# To do
Reproduce this listing in full.

# Provided data
--- BEGIN ---
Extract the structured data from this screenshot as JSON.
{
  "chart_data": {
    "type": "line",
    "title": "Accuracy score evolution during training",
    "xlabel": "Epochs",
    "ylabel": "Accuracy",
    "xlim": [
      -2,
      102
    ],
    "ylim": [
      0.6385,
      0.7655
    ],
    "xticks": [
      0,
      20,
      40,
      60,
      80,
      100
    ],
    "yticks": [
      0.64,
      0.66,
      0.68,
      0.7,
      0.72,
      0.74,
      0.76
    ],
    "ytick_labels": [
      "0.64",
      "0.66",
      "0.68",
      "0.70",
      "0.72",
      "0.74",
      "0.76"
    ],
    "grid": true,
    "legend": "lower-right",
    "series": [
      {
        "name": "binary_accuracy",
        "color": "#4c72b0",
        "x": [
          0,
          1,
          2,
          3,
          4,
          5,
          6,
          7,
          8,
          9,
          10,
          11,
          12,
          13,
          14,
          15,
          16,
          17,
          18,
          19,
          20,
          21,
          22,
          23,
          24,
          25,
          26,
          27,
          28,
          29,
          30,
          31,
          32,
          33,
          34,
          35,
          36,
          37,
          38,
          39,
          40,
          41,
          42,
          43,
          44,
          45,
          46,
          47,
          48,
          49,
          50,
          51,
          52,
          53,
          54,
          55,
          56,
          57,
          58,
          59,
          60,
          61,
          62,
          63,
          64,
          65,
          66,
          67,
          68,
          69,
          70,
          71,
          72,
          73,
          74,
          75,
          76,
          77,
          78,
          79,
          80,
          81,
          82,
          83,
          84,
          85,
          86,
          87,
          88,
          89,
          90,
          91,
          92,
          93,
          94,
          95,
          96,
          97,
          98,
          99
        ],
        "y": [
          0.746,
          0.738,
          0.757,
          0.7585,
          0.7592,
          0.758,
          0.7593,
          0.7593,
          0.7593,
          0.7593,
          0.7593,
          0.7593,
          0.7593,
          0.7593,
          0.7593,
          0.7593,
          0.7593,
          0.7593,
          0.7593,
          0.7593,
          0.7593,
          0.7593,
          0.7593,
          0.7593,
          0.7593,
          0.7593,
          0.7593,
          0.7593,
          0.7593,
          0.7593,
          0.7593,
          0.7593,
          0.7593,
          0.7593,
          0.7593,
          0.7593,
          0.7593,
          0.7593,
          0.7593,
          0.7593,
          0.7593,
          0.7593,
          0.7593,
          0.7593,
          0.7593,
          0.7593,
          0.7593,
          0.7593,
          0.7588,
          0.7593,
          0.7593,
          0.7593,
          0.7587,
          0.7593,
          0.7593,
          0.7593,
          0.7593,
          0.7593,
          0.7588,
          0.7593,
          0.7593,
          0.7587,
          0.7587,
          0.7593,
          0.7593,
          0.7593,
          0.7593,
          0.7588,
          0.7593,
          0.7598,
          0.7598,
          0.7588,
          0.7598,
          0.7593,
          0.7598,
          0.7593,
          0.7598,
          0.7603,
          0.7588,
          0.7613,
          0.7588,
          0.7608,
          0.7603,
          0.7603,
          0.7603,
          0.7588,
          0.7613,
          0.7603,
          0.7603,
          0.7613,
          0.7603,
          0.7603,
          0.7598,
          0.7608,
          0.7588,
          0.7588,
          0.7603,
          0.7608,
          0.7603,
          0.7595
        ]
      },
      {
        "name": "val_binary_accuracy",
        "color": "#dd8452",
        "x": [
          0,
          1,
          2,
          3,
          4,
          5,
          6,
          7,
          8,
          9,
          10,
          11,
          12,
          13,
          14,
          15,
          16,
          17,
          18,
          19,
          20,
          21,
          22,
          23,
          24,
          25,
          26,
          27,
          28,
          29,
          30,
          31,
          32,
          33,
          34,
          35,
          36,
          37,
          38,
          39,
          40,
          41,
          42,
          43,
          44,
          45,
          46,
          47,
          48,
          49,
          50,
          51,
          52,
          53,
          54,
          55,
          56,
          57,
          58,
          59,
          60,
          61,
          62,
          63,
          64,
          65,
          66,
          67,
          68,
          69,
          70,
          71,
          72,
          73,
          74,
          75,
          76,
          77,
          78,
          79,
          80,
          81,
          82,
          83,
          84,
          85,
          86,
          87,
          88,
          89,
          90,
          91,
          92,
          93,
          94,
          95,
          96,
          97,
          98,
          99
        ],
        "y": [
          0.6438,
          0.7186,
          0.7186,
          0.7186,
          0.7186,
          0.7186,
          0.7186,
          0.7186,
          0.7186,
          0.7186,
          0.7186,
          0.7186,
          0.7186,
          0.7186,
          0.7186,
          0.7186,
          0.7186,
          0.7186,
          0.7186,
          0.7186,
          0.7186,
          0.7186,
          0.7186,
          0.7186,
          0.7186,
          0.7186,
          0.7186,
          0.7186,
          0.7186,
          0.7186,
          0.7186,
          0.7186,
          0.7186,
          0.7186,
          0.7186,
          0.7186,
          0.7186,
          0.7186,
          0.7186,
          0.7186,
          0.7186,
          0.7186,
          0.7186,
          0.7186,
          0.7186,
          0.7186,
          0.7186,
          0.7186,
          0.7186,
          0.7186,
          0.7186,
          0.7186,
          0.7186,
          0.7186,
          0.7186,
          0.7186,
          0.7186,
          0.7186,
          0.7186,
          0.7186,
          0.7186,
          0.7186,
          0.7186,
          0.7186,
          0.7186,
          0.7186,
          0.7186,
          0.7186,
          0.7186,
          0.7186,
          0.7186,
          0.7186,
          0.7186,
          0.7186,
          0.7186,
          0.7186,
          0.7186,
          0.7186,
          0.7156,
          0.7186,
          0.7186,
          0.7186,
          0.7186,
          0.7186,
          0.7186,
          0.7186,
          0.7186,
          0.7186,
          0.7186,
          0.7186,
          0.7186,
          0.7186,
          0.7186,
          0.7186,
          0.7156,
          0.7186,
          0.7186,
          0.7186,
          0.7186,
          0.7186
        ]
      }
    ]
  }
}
--- END ---
# Result below
Extract the structured data from this screenshot as JSON.
{
  "chart_data": {
    "type": "line",
    "title": "Accuracy score evolution during training",
    "xlabel": "Epochs",
    "ylabel": "Accuracy",
    "xlim": [
      -2,
      102
    ],
    "ylim": [
      0.6385,
      0.7655
    ],
    "xticks": [
      0,
      20,
      40,
      60,
      80,
      100
    ],
    "yticks": [
      0.64,
      0.66,
      0.68,
      0.7,
      0.72,
      0.74,
      0.76
    ],
    "ytick_labels": [
      "0.64",
      "0.66",
      "0.68",
      "0.70",
      "0.72",
      "0.74",
      "0.76"
    ],
    "grid": true,
    "legend": "lower-right",
    "series": [
      {
        "name": "binary_accuracy",
        "color": "#4c72b0",
        "x": [
          0,
          1,
          2,
          3,
          4,
          5,
          6,
          7,
          8,
          9,
          10,
          11,
          12,
          13,
          14,
          15,
          16,
          17,
          18,
          19,
          20,
          21,
          22,
          23,
          24,
          25,
          26,
          27,
          28,
          29,
          30,
          31,
          32,
          33,
          34,
          35,
          36,
          37,
          38,
          39,
          40,
          41,
          42,
          43,
          44,
          45,
          46,
          47,
          48,
          49,
          50,
          51,
          52,
          53,
          54,
          55,
          56,
          57,
          58,
          59,
          60,
          61,
          62,
          63,
          64,
          65,
          66,
          67,
          68,
          69,
          70,
          71,
          72,
          73,
          74,
          75,
          76,
          77,
          78,
          79,
          80,
          81,
          82,
          83,
          84,
          85,
          86,
          87,
          88,
          89,
          90,
          91,
          92,
          93,
          94,
          95,
          96,
          97,
          98,
          99
        ],
        "y": [
          0.746,
          0.738,
          0.757,
          0.7585,
          0.7592,
          0.758,
          0.7593,
          0.7593,
          0.7593,
          0.7593,
          0.7593,
          0.7593,
          0.7593,
          0.7593,
          0.7593,
          0.7593,
          0.7593,
          0.7593,
          0.7593,
          0.7593,
          0.7593,
          0.7593,
          0.7593,
          0.7593,
          0.7593,
          0.7593,
          0.7593,
          0.7593,
          0.7593,
          0.7593,
          0.7593,
          0.7593,
          0.7593,
          0.7593,
          0.7593,
          0.7593,
          0.7593,
          0.7593,
          0.7593,
          0.7593,
          0.7593,
          0.7593,
          0.7593,
          0.7593,
          0.7593,
          0.7593,
          0.7593,
          0.7593,
          0.7588,
          0.7593,
          0.7593,
          0.7593,
          0.7587,
          0.7593,
          0.7593,
          0.7593,
          0.7593,
          0.7593,
          0.7588,
          0.7593,
          0.7593,
          0.7587,
          0.7587,
          0.7593,
          0.7593,
          0.7593,
          0.7593,
          0.7588,
          0.7593,
          0.7598,
          0.7598,
          0.7588,
          0.7598,
          0.7593,
          0.7598,
          0.7593,
          0.7598,
          0.7603,
          0.7588,
          0.7613,
          0.7588,
          0.7608,
          0.7603,
          0.7603,
          0.7603,
          0.7588,
          0.7613,
          0.7603,
          0.7603,
          0.7613,
          0.7603,
          0.7603,
          0.7598,
          0.7608,
          0.7588,
          0.7588,
          0.7603,
          0.7608,
          0.7603,
          0.7595
        ]
      },
      {
        "name": "val_binary_accuracy",
        "color": "#dd8452",
        "x": [
          0,
          1,
          2,
          3,
          4,
          5,
          6,
          7,
          8,
          9,
          10,
          11,
          12,
          13,
          14,
          15,
          16,
          17,
          18,
          19,
          20,
          21,
          22,
          23,
          24,
          25,
          26,
          27,
          28,
          29,
          30,
          31,
          32,
          33,
          34,
          35,
          36,
          37,
          38,
          39,
          40,
          41,
          42,
          43,
          44,
          45,
          46,
          47,
          48,
          49,
          50,
          51,
          52,
          53,
          54,
          55,
          56,
          57,
          58,
          59,
          60,
          61,
          62,
          63,
          64,
          65,
          66,
          67,
          68,
          69,
          70,
          71,
          72,
          73,
          74,
          75,
          76,
          77,
          78,
          79,
          80,
          81,
          82,
          83,
          84,
          85,
          86,
          87,
          88,
          89,
          90,
          91,
          92,
          93,
          94,
          95,
          96,
          97,
          98,
          99
        ],
        "y": [
          0.6438,
          0.7186,
          0.7186,
          0.7186,
          0.7186,
          0.7186,
          0.7186,
          0.7186,
          0.7186,
          0.7186,
          0.7186,
          0.7186,
          0.7186,
          0.7186,
          0.7186,
          0.7186,
          0.7186,
          0.7186,
          0.7186,
          0.7186,
          0.7186,
          0.7186,
          0.7186,
          0.7186,
          0.7186,
          0.7186,
          0.7186,
          0.7186,
          0.7186,
          0.7186,
          0.7186,
          0.7186,
          0.7186,
          0.7186,
          0.7186,
          0.7186,
          0.7186,
          0.7186,
          0.7186,
          0.7186,
          0.7186,
          0.7186,
          0.7186,
          0.7186,
          0.7186,
          0.7186,
          0.7186,
          0.7186,
          0.7186,
          0.7186,
          0.7186,
          0.7186,
          0.7186,
          0.7186,
          0.7186,
          0.7186,
          0.7186,
          0.7186,
          0.7186,
          0.7186,
          0.7186,
          0.7186,
          0.7186,
          0.7186,
          0.7186,
          0.7186,
          0.7186,
          0.7186,
          0.7186,
          0.7186,
          0.7186,
          0.7186,
          0.7186,
          0.7186,
          0.7186,
          0.7186,
          0.7186,
          0.7186,
          0.7156,
          0.7186,
          0.7186,
          0.7186,
          0.7186,
          0.7186,
          0.7186,
          0.7186,
          0.7186,
          0.7186,
          0.7186,
          0.7186,
          0.7186,
          0.7186,
          0.7186,
          0.7186,
          0.7156,
          0.7186,
          0.7186,
          0.7186,
          0.7186,
          0.7186
        ]
      }
    ]
  }
}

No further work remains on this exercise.